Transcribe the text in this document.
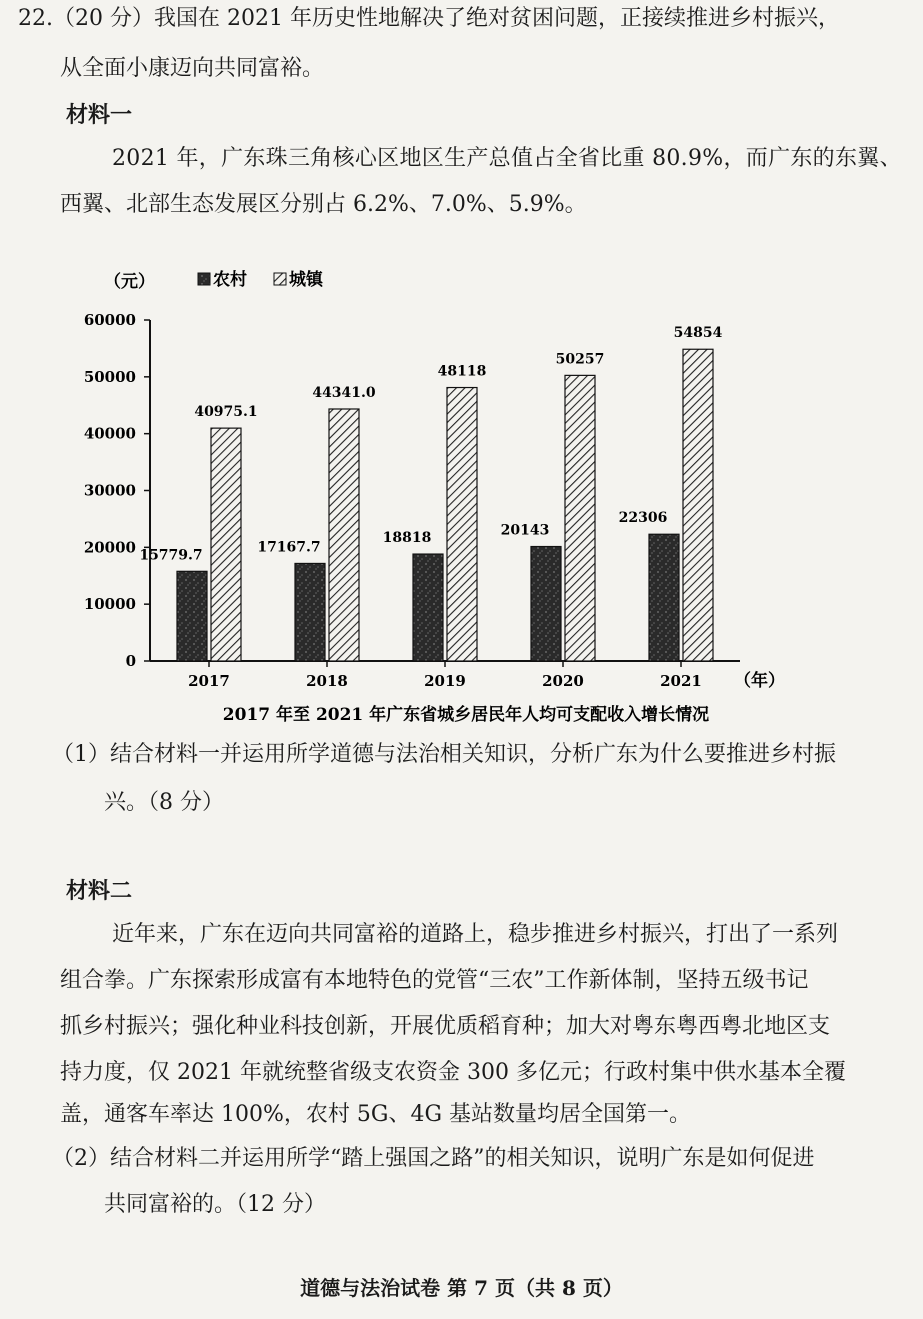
22.（20 分）我国在 2021 年历史性地解决了绝对贫困问题，正接续推进乡村振兴，
从全面小康迈向共同富裕。
材料一
2021 年，广东珠三角核心区地区生产总值占全省比重 80.9%，而广东的东翼、
西翼、北部生态发展区分别占 6.2%、7.0%、5.9%。
（元）	农村 城镇
0
10000
20000
30000
40000
50000
60000
2017
15779.7
40975.1
2018
17167.7
44341.0
2019
18818
48118
2020
20143
50257
2021
22306
54854
（年）
2017 年至 2021 年广东省城乡居民年人均可支配收入增长情况
（1）结合材料一并运用所学道德与法治相关知识，分析广东为什么要推进乡村振
兴。（8 分）
材料二
近年来，广东在迈向共同富裕的道路上，稳步推进乡村振兴，打出了一系列
组合拳。广东探索形成富有本地特色的党管“三农”工作新体制，坚持五级书记
抓乡村振兴；强化种业科技创新，开展优质稻育种；加大对粤东粤西粤北地区支
持力度，仅 2021 年就统整省级支农资金 300 多亿元；行政村集中供水基本全覆
盖，通客车率达 100%，农村 5G、4G 基站数量均居全国第一。
（2）结合材料二并运用所学“踏上强国之路”的相关知识，说明广东是如何促进
共同富裕的。（12 分）
道德与法治试卷 第 7 页（共 8 页）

● **Task prompt**: Write the listing out a second time exactly, dropping all images.

● **Exercise result**:
Transcribe the text in this document.
22.（20 分）我国在 2021 年历史性地解决了绝对贫困问题，正接续推进乡村振兴，
从全面小康迈向共同富裕。
材料一
2021 年，广东珠三角核心区地区生产总值占全省比重 80.9%，而广东的东翼、
西翼、北部生态发展区分别占 6.2%、7.0%、5.9%。
（元）	农村 城镇
0
10000
20000
30000
40000
50000
60000
2017
15779.7
40975.1
2018
17167.7
44341.0
2019
18818
48118
2020
20143
50257
2021
22306
54854
（年）
2017 年至 2021 年广东省城乡居民年人均可支配收入增长情况
（1）结合材料一并运用所学道德与法治相关知识，分析广东为什么要推进乡村振
兴。（8 分）
材料二
近年来，广东在迈向共同富裕的道路上，稳步推进乡村振兴，打出了一系列
组合拳。广东探索形成富有本地特色的党管“三农”工作新体制，坚持五级书记
抓乡村振兴；强化种业科技创新，开展优质稻育种；加大对粤东粤西粤北地区支
持力度，仅 2021 年就统整省级支农资金 300 多亿元；行政村集中供水基本全覆
盖，通客车率达 100%，农村 5G、4G 基站数量均居全国第一。
（2）结合材料二并运用所学“踏上强国之路”的相关知识，说明广东是如何促进
共同富裕的。（12 分）
道德与法治试卷 第 7 页（共 8 页）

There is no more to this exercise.